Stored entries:
------------------------

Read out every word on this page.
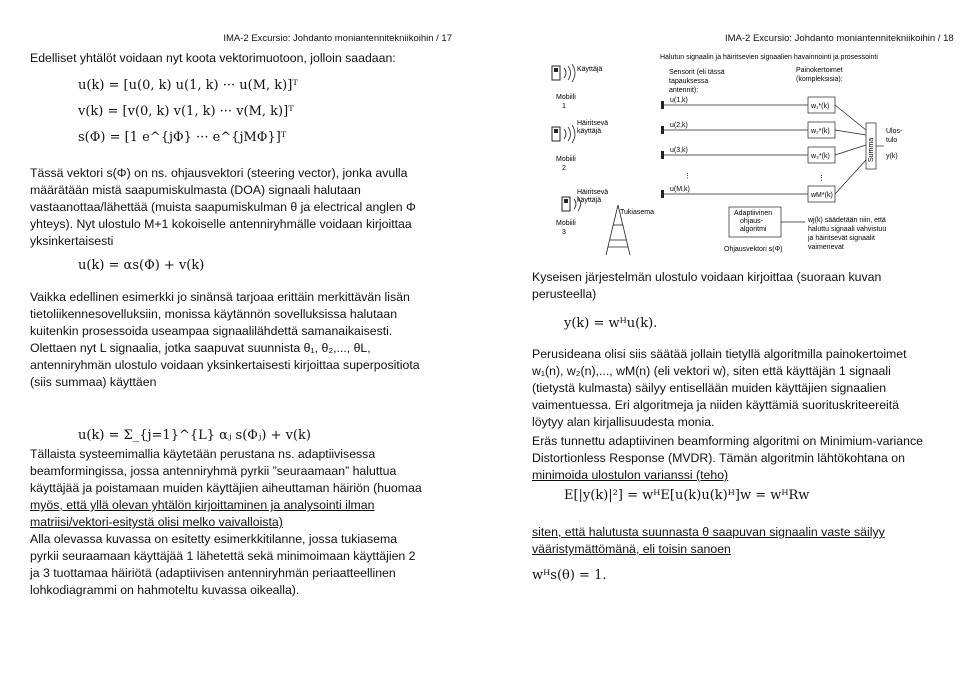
IMA-2 Excursio: Johdanto moniantennitekniikoihin / 17
Edelliset yhtälöt voidaan nyt koota vektorimuotoon, jolloin saadaan:
u(k) = [u(0, k) u(1, k) ··· u(M, k)]ᵀ
v(k) = [v(0, k) v(1, k) ··· v(M, k)]ᵀ
s(Φ) = [1 e^{jΦ} ··· e^{jMΦ}]ᵀ
Tässä vektori s(Φ) on ns. ohjausvektori (steering vector), jonka avulla
määrätään mistä saapumiskulmasta (DOA) signaali halutaan
vastaanottaa/lähettää (muista saapumiskulman θ ja electrical anglen Φ
yhteys). Nyt ulostulo M+1 kokoiselle antenniryhmälle voidaan kirjoittaa
yksinkertaisesti
u(k) = αs(Φ) + v(k)
Vaikka edellinen esimerkki jo sinänsä tarjoaa erittäin merkittävän lisän
tietoliikennesovelluksiin, monissa käytännön sovelluksissa halutaan
kuitenkin prosessoida useampaa signaalilähdettä samanaikaisesti.
Olettaen nyt L signaalia, jotka saapuvat suunnista θ₁, θ₂,..., θL,
antenniryhmän ulostulo voidaan yksinkertaisesti kirjoittaa superpositiota
(siis summaa) käyttäen
u(k) = Σ_{j=1}^{L} αⱼ s(Φⱼ) + v(k)
Tällaista systeemimallia käytetään perustana ns. adaptiivisessa
beamformingissa, jossa antenniryhmä pyrkii ”seuraamaan” haluttua
käyttäjää ja poistamaan muiden käyttäjien aiheuttaman häiriön (huomaa
myös, että yllä olevan yhtälön kirjoittaminen ja analysointi ilman
matriisi/vektori-esitystä olisi melko vaivalloista)
Alla olevassa kuvassa on esitetty esimerkkitilanne, jossa tukiasema
pyrkii seuraamaan käyttäjää 1 lähetettä sekä minimoimaan käyttäjien 2
ja 3 tuottamaa häiriötä (adaptiivisen antenniryhmän periaatteellinen
lohkodiagrammi on hahmoteltu kuvassa oikealla).
IMA-2 Excursio: Johdanto moniantennitekniikoihin / 18
Halutun signaalin ja häiritsevien signaalien havainnointi ja prosessointi
Mobiili
1
Käyttäjä
Mobiili
2
Häiritsevä
käyttäjä
Mobiili
3
Häiritsevä
käyttäjä
Tukiasema
Sensorit (eli tässä
tapauksessa
antennit):
Painokertoimet
(kompleksisia):
u(1,k)
u(2,k)
u(3,k)
u(M,k)
⋮	⋮
w₁*(k)
w₂*(k)
w₃*(k)
wM*(k)
Summa
Ulos-
tulo
y(k)
Adaptiivinen
ohjaus-
algoritmi
Ohjausvektori s(Φ)
wj(k) säädetään niin, että
haluttu signaali vahvistuu
ja häiritsevät signaalit
vaimenevat
Kyseisen järjestelmän ulostulo voidaan kirjoittaa (suoraan kuvan
perusteella)
y(k) = wᴴu(k).
Perusideana olisi siis säätää jollain tietyllä algoritmilla painokertoimet
w₁(n), w₂(n),..., wM(n) (eli vektori w), siten että käyttäjän 1 signaali
(tietystä kulmasta) säilyy entisellään muiden käyttäjien signaalien
vaimentuessa. Eri algoritmeja ja niiden käyttämiä suorituskriteereitä
löytyy alan kirjallisuudesta monia.
Eräs tunnettu adaptiivinen beamforming algoritmi on Minimium-variance
Distortionless Response (MVDR). Tämän algoritmin lähtökohtana on
minimoida ulostulon varianssi (teho)
E[|y(k)|²] = wᴴE[u(k)u(k)ᴴ]w = wᴴRw
siten, että halutusta suunnasta θ saapuvan signaalin vaste säilyy
vääristymättömänä, eli toisin sanoen
wᴴs(θ) = 1.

------------------------

> _Problem to work on_
Read the data above and count the lines that include "signaalien". Answer only with the count.

> _Answer below_
2